Task prompt: An exact copy of all the data is required, with pictures left out.

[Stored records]
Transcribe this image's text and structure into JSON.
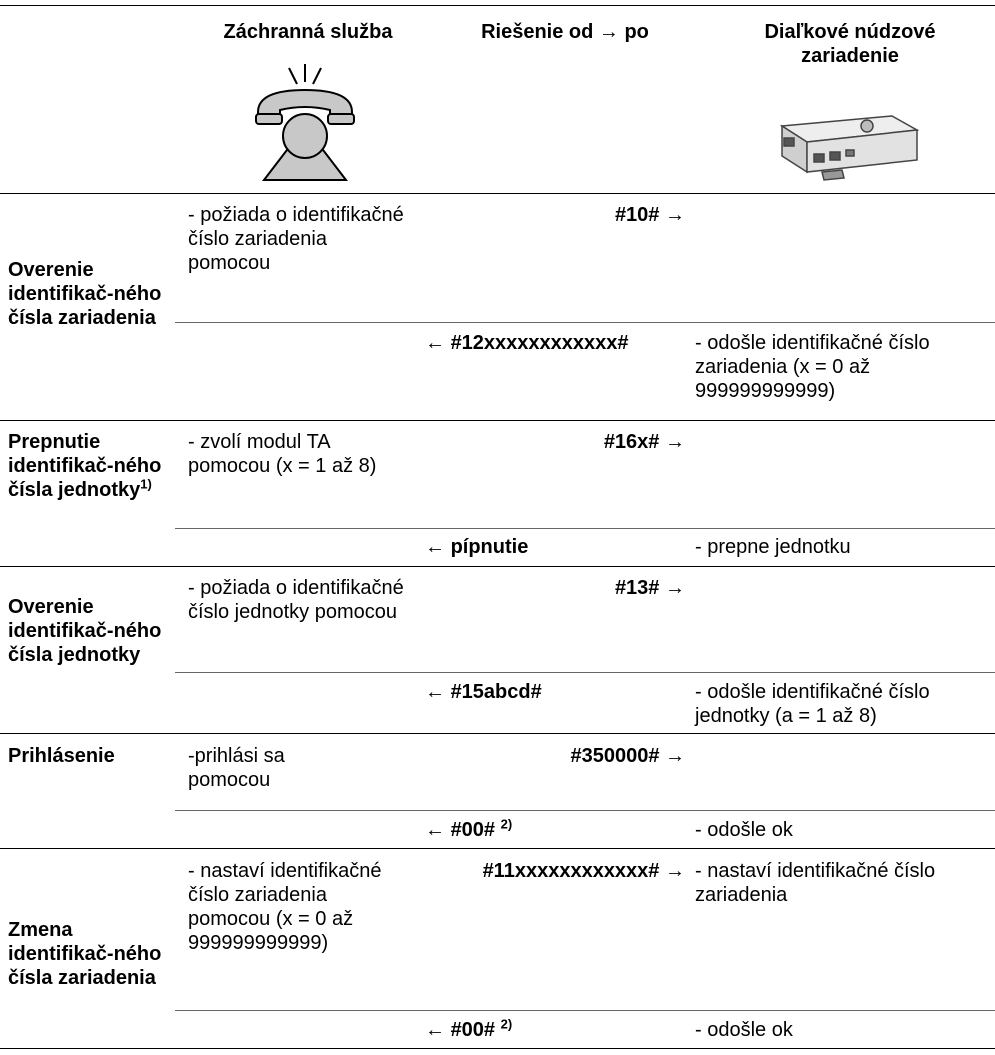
{
  "header": {
    "col_emergency": "Záchranná služba",
    "col_solution": "Riešenie od → po",
    "col_remote": "Diaľkové núdzové zariadenie"
  },
  "icons": {
    "emergency": "telephone-icon",
    "remote": "emergency-device-icon"
  },
  "rows": [
    {
      "label": "Overenie identifikač-ného čísla zariadenia",
      "steps": [
        {
          "emergency": "- požiada o identifikačné číslo zariadenia pomocou",
          "code": "#10#",
          "arrow": "→",
          "direction": "right",
          "remote": ""
        },
        {
          "emergency": "",
          "code": "#12xxxxxxxxxxxx#",
          "arrow": "←",
          "direction": "left",
          "remote": "- odošle identifikačné číslo zariadenia (x = 0 až 999999999999)"
        }
      ]
    },
    {
      "label": "Prepnutie identifikač-ného čísla jednotky",
      "label_sup": "1)",
      "steps": [
        {
          "emergency": "- zvolí modul TA pomocou (x = 1 až 8)",
          "code": "#16x#",
          "arrow": "→",
          "direction": "right",
          "remote": ""
        },
        {
          "emergency": "",
          "code": "pípnutie",
          "arrow": "←",
          "direction": "left",
          "remote": "- prepne jednotku"
        }
      ]
    },
    {
      "label": "Overenie identifikač-ného čísla jednotky",
      "steps": [
        {
          "emergency": "- požiada o identifikačné číslo jednotky pomocou",
          "code": "#13#",
          "arrow": "→",
          "direction": "right",
          "remote": ""
        },
        {
          "emergency": "",
          "code": "#15abcd#",
          "arrow": "←",
          "direction": "left",
          "remote": "- odošle identifikačné číslo jednotky (a = 1 až 8)"
        }
      ]
    },
    {
      "label": "Prihlásenie",
      "steps": [
        {
          "emergency": "-prihlási sa pomocou",
          "code": "#350000#",
          "arrow": "→",
          "direction": "right",
          "remote": ""
        },
        {
          "emergency": "",
          "code": "#00#",
          "code_sup": "2)",
          "arrow": "←",
          "direction": "left",
          "remote": "- odošle ok"
        }
      ]
    },
    {
      "label": "Zmena identifikač-ného čísla zariadenia",
      "steps": [
        {
          "emergency": "- nastaví identifikačné číslo zariadenia pomocou (x = 0 až 999999999999)",
          "code": "#11xxxxxxxxxxxx#",
          "arrow": "→",
          "direction": "right",
          "remote": "- nastaví identifikačné číslo zariadenia"
        },
        {
          "emergency": "",
          "code": "#00#",
          "code_sup": "2)",
          "arrow": "←",
          "direction": "left",
          "remote": "- odošle ok"
        }
      ]
    }
  ]
}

Answer to the task:
Transcribe this image's text and structure into JSON.
{
  "header": {
    "col_emergency": "Záchranná služba",
    "col_solution": "Riešenie od → po",
    "col_remote": "Diaľkové núdzové zariadenie"
  },
  "icons": {
    "emergency": "telephone-icon",
    "remote": "emergency-device-icon"
  },
  "rows": [
    {
      "label": "Overenie identifikač-ného čísla zariadenia",
      "steps": [
        {
          "emergency": "- požiada o identifikačné číslo zariadenia pomocou",
          "code": "#10#",
          "arrow": "→",
          "direction": "right",
          "remote": ""
        },
        {
          "emergency": "",
          "code": "#12xxxxxxxxxxxx#",
          "arrow": "←",
          "direction": "left",
          "remote": "- odošle identifikačné číslo zariadenia (x = 0 až 999999999999)"
        }
      ]
    },
    {
      "label": "Prepnutie identifikač-ného čísla jednotky",
      "label_sup": "1)",
      "steps": [
        {
          "emergency": "- zvolí modul TA pomocou (x = 1 až 8)",
          "code": "#16x#",
          "arrow": "→",
          "direction": "right",
          "remote": ""
        },
        {
          "emergency": "",
          "code": "pípnutie",
          "arrow": "←",
          "direction": "left",
          "remote": "- prepne jednotku"
        }
      ]
    },
    {
      "label": "Overenie identifikač-ného čísla jednotky",
      "steps": [
        {
          "emergency": "- požiada o identifikačné číslo jednotky pomocou",
          "code": "#13#",
          "arrow": "→",
          "direction": "right",
          "remote": ""
        },
        {
          "emergency": "",
          "code": "#15abcd#",
          "arrow": "←",
          "direction": "left",
          "remote": "- odošle identifikačné číslo jednotky (a = 1 až 8)"
        }
      ]
    },
    {
      "label": "Prihlásenie",
      "steps": [
        {
          "emergency": "-prihlási sa pomocou",
          "code": "#350000#",
          "arrow": "→",
          "direction": "right",
          "remote": ""
        },
        {
          "emergency": "",
          "code": "#00#",
          "code_sup": "2)",
          "arrow": "←",
          "direction": "left",
          "remote": "- odošle ok"
        }
      ]
    },
    {
      "label": "Zmena identifikač-ného čísla zariadenia",
      "steps": [
        {
          "emergency": "- nastaví identifikačné číslo zariadenia pomocou (x = 0 až 999999999999)",
          "code": "#11xxxxxxxxxxxx#",
          "arrow": "→",
          "direction": "right",
          "remote": "- nastaví identifikačné číslo zariadenia"
        },
        {
          "emergency": "",
          "code": "#00#",
          "code_sup": "2)",
          "arrow": "←",
          "direction": "left",
          "remote": "- odošle ok"
        }
      ]
    }
  ]
}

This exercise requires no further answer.